# [SHORT TASK]
Copy out every one of the rows below word for word, keeping each line unchanged.

# [SUPPLIED DATA]

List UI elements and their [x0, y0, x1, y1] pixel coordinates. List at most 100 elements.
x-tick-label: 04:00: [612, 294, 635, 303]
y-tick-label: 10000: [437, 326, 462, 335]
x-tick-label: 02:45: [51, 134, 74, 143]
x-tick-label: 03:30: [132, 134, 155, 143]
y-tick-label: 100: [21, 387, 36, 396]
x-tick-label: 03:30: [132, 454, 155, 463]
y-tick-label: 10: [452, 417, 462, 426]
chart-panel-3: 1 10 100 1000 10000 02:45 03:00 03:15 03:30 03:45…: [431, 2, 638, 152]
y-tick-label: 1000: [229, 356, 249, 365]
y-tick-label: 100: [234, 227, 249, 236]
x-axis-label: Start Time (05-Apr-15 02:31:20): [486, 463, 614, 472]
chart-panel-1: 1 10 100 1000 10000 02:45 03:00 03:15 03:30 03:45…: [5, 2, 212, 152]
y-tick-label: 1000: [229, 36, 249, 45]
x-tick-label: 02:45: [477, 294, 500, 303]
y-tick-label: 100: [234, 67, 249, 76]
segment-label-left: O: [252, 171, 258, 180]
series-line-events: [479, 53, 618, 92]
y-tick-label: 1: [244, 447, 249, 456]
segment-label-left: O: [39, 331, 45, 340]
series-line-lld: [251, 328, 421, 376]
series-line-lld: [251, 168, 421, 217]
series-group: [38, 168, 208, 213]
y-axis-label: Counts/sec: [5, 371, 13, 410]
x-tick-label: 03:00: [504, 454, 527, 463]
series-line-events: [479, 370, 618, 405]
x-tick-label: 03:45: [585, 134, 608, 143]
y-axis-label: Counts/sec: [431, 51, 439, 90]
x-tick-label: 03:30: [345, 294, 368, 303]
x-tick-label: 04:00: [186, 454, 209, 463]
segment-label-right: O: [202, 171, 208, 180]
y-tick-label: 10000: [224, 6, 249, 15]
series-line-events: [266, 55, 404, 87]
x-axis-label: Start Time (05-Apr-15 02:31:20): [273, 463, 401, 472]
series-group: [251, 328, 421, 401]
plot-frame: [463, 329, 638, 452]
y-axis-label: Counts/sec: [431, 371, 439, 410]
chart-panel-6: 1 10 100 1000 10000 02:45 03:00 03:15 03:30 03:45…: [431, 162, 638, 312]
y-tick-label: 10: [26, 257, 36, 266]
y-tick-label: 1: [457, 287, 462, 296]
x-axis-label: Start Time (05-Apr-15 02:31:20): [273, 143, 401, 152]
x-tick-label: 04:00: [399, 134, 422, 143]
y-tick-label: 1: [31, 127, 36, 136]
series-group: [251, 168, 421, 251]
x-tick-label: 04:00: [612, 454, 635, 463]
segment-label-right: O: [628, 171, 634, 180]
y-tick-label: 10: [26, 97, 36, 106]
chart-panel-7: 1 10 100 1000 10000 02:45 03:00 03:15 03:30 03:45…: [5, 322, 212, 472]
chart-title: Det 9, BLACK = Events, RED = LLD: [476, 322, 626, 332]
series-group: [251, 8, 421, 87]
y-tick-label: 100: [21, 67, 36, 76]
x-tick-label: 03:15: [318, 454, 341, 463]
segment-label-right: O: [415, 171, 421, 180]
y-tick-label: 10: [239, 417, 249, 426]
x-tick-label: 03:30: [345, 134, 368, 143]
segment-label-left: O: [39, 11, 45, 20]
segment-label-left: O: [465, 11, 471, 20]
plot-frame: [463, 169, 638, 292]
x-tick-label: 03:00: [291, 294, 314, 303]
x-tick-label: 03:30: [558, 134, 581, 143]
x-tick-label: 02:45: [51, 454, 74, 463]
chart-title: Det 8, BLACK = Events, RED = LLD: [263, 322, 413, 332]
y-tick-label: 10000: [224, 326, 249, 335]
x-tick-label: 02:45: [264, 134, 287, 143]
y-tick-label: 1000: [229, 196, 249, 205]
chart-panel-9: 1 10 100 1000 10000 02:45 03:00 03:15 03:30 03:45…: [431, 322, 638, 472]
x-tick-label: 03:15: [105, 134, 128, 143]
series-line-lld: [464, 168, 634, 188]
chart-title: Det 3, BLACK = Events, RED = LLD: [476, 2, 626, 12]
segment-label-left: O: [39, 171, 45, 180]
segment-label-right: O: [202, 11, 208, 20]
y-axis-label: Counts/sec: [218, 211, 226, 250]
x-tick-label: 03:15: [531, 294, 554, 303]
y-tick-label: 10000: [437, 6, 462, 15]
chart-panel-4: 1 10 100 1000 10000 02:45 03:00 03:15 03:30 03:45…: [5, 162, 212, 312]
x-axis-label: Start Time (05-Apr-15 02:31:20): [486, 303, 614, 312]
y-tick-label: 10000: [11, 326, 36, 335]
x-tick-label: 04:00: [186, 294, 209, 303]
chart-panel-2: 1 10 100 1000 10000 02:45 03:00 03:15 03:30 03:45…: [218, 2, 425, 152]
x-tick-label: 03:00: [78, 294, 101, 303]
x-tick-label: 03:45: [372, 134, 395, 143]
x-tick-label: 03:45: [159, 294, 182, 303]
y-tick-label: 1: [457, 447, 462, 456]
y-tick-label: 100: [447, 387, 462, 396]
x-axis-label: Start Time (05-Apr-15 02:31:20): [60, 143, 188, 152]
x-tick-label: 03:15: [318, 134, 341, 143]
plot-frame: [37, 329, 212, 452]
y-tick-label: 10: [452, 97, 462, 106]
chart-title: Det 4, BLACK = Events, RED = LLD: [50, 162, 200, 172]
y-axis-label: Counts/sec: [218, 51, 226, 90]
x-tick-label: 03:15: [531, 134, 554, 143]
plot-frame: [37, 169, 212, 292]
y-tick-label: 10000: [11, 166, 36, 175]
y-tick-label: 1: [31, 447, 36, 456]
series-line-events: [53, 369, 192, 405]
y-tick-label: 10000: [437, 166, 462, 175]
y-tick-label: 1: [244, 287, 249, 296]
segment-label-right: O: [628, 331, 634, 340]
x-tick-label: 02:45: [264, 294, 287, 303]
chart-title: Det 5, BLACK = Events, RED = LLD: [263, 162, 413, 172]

# [THE ANSWER]
List UI elements and their [x0, y0, x1, y1] pixel coordinates. List at most 100 elements.
x-tick-label: 04:00: [612, 294, 635, 303]
y-tick-label: 10000: [437, 326, 462, 335]
x-tick-label: 02:45: [51, 134, 74, 143]
x-tick-label: 03:30: [132, 134, 155, 143]
y-tick-label: 100: [21, 387, 36, 396]
x-tick-label: 03:30: [132, 454, 155, 463]
y-tick-label: 10: [452, 417, 462, 426]
chart-panel-3: 1 10 100 1000 10000 02:45 03:00 03:15 03:30 03:45…: [431, 2, 638, 152]
y-tick-label: 1000: [229, 356, 249, 365]
y-tick-label: 100: [234, 227, 249, 236]
x-axis-label: Start Time (05-Apr-15 02:31:20): [486, 463, 614, 472]
chart-panel-1: 1 10 100 1000 10000 02:45 03:00 03:15 03:30 03:45…: [5, 2, 212, 152]
y-tick-label: 1000: [229, 36, 249, 45]
x-tick-label: 02:45: [477, 294, 500, 303]
y-tick-label: 100: [234, 67, 249, 76]
segment-label-left: O: [252, 171, 258, 180]
series-line-events: [479, 53, 618, 92]
y-tick-label: 1: [244, 447, 249, 456]
segment-label-left: O: [39, 331, 45, 340]
series-line-lld: [251, 328, 421, 376]
series-line-lld: [251, 168, 421, 217]
series-group: [38, 168, 208, 213]
y-axis-label: Counts/sec: [5, 371, 13, 410]
x-tick-label: 03:00: [504, 454, 527, 463]
series-line-events: [479, 370, 618, 405]
x-tick-label: 03:45: [585, 134, 608, 143]
y-axis-label: Counts/sec: [431, 51, 439, 90]
x-tick-label: 03:30: [345, 294, 368, 303]
x-tick-label: 04:00: [186, 454, 209, 463]
segment-label-right: O: [202, 171, 208, 180]
y-tick-label: 10000: [224, 6, 249, 15]
series-line-events: [266, 55, 404, 87]
x-axis-label: Start Time (05-Apr-15 02:31:20): [273, 463, 401, 472]
series-group: [251, 328, 421, 401]
plot-frame: [463, 329, 638, 452]
y-axis-label: Counts/sec: [431, 371, 439, 410]
chart-panel-6: 1 10 100 1000 10000 02:45 03:00 03:15 03:30 03:45…: [431, 162, 638, 312]
y-tick-label: 10: [26, 257, 36, 266]
y-tick-label: 1: [457, 287, 462, 296]
x-axis-label: Start Time (05-Apr-15 02:31:20): [273, 143, 401, 152]
x-tick-label: 04:00: [399, 134, 422, 143]
y-tick-label: 1: [31, 127, 36, 136]
series-group: [251, 168, 421, 251]
x-tick-label: 04:00: [612, 454, 635, 463]
segment-label-right: O: [628, 171, 634, 180]
y-tick-label: 10: [26, 97, 36, 106]
chart-panel-7: 1 10 100 1000 10000 02:45 03:00 03:15 03:30 03:45…: [5, 322, 212, 472]
chart-title: Det 9, BLACK = Events, RED = LLD: [476, 322, 626, 332]
series-group: [251, 8, 421, 87]
y-tick-label: 100: [21, 67, 36, 76]
x-tick-label: 03:15: [318, 454, 341, 463]
segment-label-right: O: [415, 171, 421, 180]
y-tick-label: 10: [239, 417, 249, 426]
x-tick-label: 03:30: [345, 134, 368, 143]
segment-label-left: O: [39, 11, 45, 20]
segment-label-left: O: [465, 11, 471, 20]
plot-frame: [463, 169, 638, 292]
x-tick-label: 03:00: [291, 294, 314, 303]
x-tick-label: 03:30: [558, 134, 581, 143]
x-tick-label: 02:45: [51, 454, 74, 463]
chart-title: Det 8, BLACK = Events, RED = LLD: [263, 322, 413, 332]
y-tick-label: 10000: [224, 326, 249, 335]
x-tick-label: 02:45: [264, 134, 287, 143]
y-tick-label: 1000: [229, 196, 249, 205]
chart-panel-9: 1 10 100 1000 10000 02:45 03:00 03:15 03:30 03:45…: [431, 322, 638, 472]
x-tick-label: 03:15: [105, 134, 128, 143]
series-line-lld: [464, 168, 634, 188]
chart-title: Det 3, BLACK = Events, RED = LLD: [476, 2, 626, 12]
segment-label-left: O: [39, 171, 45, 180]
segment-label-right: O: [202, 11, 208, 20]
y-axis-label: Counts/sec: [218, 211, 226, 250]
x-tick-label: 03:15: [531, 294, 554, 303]
y-tick-label: 10000: [437, 6, 462, 15]
chart-panel-4: 1 10 100 1000 10000 02:45 03:00 03:15 03:30 03:45…: [5, 162, 212, 312]
x-axis-label: Start Time (05-Apr-15 02:31:20): [486, 303, 614, 312]
y-tick-label: 10000: [11, 326, 36, 335]
x-tick-label: 04:00: [186, 294, 209, 303]
chart-panel-2: 1 10 100 1000 10000 02:45 03:00 03:15 03:30 03:45…: [218, 2, 425, 152]
x-tick-label: 03:00: [78, 294, 101, 303]
x-tick-label: 03:45: [372, 134, 395, 143]
x-tick-label: 03:45: [159, 294, 182, 303]
y-tick-label: 1: [457, 447, 462, 456]
y-tick-label: 100: [447, 387, 462, 396]
x-axis-label: Start Time (05-Apr-15 02:31:20): [60, 143, 188, 152]
x-tick-label: 03:15: [318, 134, 341, 143]
plot-frame: [37, 329, 212, 452]
y-tick-label: 10: [452, 97, 462, 106]
chart-title: Det 4, BLACK = Events, RED = LLD: [50, 162, 200, 172]
y-axis-label: Counts/sec: [218, 51, 226, 90]
x-tick-label: 03:15: [531, 134, 554, 143]
plot-frame: [37, 169, 212, 292]
y-tick-label: 10000: [11, 166, 36, 175]
y-tick-label: 1: [31, 447, 36, 456]
series-line-events: [53, 369, 192, 405]
y-tick-label: 10000: [437, 166, 462, 175]
y-tick-label: 1: [244, 287, 249, 296]
segment-label-right: O: [628, 331, 634, 340]
x-tick-label: 02:45: [264, 294, 287, 303]
chart-title: Det 5, BLACK = Events, RED = LLD: [263, 162, 413, 172]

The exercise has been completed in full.